REQUEST:
Output only the count of lines that contain "location".
#### DATA SECTION ####
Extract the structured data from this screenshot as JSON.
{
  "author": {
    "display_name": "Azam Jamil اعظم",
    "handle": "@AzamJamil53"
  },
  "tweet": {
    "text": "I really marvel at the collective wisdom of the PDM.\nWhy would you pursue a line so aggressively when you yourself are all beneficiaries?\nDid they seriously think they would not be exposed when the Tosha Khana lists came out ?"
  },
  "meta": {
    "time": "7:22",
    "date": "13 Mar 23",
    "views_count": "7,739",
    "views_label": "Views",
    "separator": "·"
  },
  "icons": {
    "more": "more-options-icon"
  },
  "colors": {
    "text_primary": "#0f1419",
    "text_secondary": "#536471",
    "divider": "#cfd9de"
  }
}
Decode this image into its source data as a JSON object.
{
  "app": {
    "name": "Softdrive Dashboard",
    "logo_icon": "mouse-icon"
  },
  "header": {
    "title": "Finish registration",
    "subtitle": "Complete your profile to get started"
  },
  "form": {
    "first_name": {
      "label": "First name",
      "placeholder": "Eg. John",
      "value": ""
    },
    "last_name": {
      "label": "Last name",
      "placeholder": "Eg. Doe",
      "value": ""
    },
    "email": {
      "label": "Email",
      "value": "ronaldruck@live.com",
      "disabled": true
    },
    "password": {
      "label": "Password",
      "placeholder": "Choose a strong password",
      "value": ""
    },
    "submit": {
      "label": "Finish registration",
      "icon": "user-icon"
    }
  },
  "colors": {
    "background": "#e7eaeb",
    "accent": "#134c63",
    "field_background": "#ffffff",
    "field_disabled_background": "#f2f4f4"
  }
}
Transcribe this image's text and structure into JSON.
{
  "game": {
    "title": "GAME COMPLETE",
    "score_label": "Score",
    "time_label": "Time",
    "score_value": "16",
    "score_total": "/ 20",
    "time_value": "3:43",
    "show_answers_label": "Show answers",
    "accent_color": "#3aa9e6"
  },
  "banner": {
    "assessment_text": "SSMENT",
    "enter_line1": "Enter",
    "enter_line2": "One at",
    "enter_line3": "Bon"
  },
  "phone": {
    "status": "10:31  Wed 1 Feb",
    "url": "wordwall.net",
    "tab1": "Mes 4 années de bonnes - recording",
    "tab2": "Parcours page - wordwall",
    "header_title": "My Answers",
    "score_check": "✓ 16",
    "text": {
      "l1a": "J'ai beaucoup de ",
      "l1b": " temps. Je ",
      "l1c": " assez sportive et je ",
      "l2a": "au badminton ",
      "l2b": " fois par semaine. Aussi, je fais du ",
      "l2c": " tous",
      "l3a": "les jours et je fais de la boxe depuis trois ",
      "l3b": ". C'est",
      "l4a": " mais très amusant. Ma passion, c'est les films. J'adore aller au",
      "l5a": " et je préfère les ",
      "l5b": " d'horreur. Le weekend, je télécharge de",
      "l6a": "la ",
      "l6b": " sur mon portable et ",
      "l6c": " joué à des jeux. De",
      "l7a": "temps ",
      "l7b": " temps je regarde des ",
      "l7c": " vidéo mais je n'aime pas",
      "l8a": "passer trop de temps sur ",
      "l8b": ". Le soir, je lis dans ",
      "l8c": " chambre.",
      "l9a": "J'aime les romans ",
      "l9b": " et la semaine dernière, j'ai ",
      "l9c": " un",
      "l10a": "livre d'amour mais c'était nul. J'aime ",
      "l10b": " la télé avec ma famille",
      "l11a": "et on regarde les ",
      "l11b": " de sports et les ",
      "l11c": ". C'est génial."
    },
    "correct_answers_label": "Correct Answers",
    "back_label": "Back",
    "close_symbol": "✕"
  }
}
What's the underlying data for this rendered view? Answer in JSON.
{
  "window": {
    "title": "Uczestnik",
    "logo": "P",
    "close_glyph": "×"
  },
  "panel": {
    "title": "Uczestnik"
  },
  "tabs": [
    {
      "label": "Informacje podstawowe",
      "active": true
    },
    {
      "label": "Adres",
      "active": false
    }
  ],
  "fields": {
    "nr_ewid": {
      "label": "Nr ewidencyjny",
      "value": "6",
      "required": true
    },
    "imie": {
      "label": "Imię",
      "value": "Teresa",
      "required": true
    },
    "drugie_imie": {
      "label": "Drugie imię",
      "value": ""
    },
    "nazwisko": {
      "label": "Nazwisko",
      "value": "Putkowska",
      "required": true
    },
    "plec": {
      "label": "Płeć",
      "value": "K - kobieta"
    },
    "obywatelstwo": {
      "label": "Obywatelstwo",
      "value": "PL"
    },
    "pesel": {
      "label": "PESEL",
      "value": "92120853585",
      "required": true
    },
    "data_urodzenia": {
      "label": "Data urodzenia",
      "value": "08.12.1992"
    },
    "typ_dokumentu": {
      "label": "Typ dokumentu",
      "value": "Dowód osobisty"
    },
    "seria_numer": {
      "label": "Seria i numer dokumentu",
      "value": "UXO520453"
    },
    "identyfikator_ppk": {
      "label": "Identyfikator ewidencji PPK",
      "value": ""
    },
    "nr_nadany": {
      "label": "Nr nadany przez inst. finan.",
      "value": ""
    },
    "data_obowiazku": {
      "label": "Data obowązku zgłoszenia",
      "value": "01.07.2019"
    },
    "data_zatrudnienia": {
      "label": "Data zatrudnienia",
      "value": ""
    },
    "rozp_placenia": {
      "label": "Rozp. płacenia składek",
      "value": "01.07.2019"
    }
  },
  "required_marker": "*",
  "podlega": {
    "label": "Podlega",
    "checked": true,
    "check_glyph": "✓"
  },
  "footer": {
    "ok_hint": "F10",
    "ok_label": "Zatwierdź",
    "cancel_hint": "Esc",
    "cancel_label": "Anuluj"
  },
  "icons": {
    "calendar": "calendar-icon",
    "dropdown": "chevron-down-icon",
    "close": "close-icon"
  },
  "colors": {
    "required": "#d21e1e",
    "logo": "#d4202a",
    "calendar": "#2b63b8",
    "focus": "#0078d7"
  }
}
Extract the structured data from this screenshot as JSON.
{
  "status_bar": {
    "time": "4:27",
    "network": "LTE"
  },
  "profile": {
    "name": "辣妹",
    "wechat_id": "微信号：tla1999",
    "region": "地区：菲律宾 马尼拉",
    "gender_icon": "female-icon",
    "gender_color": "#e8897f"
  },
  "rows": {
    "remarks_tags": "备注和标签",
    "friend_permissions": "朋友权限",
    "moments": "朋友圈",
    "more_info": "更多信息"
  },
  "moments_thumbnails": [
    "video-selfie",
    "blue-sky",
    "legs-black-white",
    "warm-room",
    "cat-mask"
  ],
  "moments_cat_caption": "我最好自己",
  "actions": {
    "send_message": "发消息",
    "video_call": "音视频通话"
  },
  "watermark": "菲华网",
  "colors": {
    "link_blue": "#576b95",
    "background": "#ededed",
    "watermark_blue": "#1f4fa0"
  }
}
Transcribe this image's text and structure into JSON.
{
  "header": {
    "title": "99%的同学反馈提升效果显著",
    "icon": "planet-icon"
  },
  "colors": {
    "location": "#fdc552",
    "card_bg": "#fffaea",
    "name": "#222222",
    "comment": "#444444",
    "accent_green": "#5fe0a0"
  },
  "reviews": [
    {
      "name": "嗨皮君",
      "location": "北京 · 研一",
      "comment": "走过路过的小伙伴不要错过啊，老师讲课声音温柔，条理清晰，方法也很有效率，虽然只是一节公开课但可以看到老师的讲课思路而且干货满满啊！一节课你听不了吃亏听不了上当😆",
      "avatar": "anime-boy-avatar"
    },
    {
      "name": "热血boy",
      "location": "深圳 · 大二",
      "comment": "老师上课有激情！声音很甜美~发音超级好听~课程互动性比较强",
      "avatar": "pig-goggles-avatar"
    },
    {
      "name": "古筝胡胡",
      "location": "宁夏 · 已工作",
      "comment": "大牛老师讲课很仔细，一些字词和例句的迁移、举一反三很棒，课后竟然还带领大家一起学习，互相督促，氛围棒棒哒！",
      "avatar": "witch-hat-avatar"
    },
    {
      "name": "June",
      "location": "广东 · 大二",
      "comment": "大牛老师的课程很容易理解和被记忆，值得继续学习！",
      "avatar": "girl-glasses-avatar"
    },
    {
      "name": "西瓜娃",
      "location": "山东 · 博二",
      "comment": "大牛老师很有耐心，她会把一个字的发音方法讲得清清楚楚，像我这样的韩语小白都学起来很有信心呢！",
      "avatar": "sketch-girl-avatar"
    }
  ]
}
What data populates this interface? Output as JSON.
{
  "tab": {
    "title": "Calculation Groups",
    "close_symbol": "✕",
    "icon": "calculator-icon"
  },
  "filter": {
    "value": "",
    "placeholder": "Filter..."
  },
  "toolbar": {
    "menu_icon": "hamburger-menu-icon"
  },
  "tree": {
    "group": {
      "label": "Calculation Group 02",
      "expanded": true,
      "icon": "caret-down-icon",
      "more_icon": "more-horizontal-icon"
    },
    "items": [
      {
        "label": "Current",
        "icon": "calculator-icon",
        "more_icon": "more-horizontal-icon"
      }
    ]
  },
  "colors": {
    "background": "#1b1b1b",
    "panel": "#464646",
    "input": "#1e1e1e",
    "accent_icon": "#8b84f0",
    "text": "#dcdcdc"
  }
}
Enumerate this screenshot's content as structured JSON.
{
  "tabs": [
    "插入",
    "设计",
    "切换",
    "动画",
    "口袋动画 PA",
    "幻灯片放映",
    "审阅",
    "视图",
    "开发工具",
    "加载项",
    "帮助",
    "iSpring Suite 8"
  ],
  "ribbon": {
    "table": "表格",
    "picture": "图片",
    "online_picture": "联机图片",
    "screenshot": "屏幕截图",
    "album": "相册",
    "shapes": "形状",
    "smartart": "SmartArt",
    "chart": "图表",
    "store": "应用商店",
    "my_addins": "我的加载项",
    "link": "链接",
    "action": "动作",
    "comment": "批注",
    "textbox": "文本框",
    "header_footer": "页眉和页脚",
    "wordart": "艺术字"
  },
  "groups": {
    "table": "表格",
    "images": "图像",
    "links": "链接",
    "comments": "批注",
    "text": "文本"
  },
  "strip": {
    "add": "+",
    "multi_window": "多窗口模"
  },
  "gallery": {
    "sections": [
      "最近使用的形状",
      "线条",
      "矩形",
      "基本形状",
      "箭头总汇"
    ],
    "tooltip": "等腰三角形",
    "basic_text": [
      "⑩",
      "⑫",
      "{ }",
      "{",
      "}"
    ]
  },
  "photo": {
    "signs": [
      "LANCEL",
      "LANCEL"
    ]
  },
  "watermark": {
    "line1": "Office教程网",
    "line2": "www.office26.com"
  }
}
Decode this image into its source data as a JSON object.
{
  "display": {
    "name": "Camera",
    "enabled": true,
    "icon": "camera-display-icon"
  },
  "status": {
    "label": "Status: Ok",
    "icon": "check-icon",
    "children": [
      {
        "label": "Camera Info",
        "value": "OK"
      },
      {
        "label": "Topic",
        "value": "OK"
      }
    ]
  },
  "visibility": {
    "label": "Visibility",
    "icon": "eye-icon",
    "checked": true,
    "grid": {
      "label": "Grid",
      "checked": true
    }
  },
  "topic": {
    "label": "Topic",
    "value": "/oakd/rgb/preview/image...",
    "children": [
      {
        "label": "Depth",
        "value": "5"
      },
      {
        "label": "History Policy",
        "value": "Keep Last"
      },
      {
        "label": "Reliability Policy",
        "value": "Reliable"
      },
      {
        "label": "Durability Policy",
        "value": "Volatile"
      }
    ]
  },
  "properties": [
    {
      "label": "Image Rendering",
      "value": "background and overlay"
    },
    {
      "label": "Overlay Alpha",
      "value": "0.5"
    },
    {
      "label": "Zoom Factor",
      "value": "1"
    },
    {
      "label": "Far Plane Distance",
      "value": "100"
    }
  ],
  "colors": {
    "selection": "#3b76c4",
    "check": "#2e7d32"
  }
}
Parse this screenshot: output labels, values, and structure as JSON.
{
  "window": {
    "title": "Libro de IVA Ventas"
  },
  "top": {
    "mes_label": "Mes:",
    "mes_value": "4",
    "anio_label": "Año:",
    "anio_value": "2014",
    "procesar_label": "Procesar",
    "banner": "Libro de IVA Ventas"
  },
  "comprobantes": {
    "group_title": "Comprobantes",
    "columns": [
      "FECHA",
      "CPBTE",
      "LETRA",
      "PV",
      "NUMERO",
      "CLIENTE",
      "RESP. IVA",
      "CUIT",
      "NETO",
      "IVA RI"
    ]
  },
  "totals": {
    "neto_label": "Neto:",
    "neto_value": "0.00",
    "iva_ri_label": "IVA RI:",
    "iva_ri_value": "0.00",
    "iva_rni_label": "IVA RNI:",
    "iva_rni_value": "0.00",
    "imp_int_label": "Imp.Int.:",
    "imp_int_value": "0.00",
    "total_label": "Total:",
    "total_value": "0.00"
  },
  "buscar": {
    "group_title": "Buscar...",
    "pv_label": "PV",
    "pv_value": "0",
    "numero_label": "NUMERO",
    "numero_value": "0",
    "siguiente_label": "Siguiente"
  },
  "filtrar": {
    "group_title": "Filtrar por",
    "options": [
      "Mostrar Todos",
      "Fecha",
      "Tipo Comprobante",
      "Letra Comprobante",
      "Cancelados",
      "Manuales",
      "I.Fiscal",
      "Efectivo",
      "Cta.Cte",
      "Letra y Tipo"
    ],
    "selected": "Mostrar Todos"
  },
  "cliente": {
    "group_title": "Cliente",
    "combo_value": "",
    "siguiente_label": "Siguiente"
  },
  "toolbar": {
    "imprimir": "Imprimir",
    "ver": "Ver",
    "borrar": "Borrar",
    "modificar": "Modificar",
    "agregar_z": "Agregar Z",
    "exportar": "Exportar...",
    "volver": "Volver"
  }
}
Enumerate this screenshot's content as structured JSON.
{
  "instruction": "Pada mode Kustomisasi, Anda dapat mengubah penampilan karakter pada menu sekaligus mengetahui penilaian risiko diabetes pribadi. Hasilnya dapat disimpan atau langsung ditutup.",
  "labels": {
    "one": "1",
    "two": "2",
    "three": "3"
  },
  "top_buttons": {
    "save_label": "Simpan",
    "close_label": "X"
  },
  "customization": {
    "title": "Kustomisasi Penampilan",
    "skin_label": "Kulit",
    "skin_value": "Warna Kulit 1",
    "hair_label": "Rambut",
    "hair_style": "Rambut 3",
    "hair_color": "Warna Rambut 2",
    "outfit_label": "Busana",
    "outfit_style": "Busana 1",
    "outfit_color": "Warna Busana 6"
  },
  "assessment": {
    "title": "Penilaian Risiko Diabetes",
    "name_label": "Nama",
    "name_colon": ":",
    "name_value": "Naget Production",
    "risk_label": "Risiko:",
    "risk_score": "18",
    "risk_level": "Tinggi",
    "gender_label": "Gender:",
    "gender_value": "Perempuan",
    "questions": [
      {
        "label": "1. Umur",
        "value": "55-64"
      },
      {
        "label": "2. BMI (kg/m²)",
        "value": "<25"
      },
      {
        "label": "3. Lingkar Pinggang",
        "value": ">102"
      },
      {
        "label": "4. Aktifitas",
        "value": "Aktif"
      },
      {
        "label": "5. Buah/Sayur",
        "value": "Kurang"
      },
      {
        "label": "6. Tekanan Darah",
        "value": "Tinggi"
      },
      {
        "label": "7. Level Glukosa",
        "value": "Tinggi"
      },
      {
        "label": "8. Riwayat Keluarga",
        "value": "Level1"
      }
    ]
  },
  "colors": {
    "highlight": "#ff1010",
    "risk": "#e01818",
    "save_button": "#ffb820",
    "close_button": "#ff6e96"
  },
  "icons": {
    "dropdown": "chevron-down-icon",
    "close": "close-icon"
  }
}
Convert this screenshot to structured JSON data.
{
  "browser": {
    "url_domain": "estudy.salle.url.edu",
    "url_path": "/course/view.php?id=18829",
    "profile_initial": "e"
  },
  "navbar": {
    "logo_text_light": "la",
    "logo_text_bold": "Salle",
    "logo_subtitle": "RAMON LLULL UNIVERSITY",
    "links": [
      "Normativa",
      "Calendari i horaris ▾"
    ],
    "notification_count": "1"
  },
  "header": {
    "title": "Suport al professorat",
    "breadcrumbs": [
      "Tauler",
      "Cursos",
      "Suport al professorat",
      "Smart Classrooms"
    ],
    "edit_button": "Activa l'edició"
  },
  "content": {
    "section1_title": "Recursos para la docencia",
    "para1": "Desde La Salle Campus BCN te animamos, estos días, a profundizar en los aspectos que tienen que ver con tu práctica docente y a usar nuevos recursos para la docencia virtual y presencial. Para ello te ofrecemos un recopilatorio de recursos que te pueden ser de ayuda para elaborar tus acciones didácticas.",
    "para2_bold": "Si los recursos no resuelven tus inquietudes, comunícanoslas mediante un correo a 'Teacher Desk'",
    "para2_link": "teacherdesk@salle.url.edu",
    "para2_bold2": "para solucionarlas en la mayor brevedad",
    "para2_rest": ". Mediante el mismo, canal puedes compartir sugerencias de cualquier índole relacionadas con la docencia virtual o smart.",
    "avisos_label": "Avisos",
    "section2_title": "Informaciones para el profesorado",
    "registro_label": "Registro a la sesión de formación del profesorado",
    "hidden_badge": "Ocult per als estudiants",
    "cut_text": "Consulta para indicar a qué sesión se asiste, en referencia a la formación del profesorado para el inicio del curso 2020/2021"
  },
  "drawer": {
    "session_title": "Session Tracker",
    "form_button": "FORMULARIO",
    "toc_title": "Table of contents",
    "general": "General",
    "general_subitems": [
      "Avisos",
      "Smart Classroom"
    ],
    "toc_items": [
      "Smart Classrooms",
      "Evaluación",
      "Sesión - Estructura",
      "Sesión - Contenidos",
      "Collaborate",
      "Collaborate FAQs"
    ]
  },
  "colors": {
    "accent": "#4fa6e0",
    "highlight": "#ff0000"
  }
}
####
THE OUTPUT:
6